[Description of the task]:
Gather every line in the data below that contains the string "Exponential". Case counts, so a line matches only if its capitalization is identical.

[Data for processing]:
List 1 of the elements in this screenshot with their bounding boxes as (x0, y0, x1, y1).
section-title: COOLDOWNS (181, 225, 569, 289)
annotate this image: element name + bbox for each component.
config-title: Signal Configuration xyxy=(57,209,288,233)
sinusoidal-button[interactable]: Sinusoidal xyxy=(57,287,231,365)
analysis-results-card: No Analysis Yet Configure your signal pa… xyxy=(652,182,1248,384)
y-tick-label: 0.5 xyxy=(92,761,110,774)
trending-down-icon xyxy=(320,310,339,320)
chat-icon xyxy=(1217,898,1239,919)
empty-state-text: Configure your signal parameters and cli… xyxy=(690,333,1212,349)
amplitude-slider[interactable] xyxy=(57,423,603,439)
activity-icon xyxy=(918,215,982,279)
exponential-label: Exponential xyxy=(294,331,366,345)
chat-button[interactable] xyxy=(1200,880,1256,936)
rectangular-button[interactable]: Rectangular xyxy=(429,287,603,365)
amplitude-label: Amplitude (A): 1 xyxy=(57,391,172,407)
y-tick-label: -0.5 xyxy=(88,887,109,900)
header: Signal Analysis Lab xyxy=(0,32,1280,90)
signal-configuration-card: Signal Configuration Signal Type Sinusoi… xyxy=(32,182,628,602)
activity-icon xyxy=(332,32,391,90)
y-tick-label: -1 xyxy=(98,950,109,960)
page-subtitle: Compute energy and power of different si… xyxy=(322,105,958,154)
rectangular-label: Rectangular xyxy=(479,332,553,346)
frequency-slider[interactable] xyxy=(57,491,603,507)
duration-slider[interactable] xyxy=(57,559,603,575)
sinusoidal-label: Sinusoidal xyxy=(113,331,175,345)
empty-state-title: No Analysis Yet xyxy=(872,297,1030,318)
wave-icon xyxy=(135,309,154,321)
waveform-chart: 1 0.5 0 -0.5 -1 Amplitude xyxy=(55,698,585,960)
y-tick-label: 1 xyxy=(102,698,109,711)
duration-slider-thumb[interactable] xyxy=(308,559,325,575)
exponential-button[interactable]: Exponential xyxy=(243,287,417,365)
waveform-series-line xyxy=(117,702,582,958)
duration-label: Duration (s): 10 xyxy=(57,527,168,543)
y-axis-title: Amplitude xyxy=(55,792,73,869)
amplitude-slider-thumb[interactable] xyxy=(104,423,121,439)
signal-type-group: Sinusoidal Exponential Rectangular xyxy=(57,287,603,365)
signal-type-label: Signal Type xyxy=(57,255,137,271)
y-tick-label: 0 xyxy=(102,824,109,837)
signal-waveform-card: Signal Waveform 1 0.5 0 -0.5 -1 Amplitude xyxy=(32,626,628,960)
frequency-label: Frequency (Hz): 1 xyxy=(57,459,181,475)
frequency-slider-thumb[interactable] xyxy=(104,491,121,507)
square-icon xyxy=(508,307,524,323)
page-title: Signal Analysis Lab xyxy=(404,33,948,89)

[Exercise output]:
exponential-label: Exponential xyxy=(294,331,366,345)
exponential-button[interactable]: Exponential xyxy=(243,287,417,365)
signal-type-group: Sinusoidal Exponential Rectangular xyxy=(57,287,603,365)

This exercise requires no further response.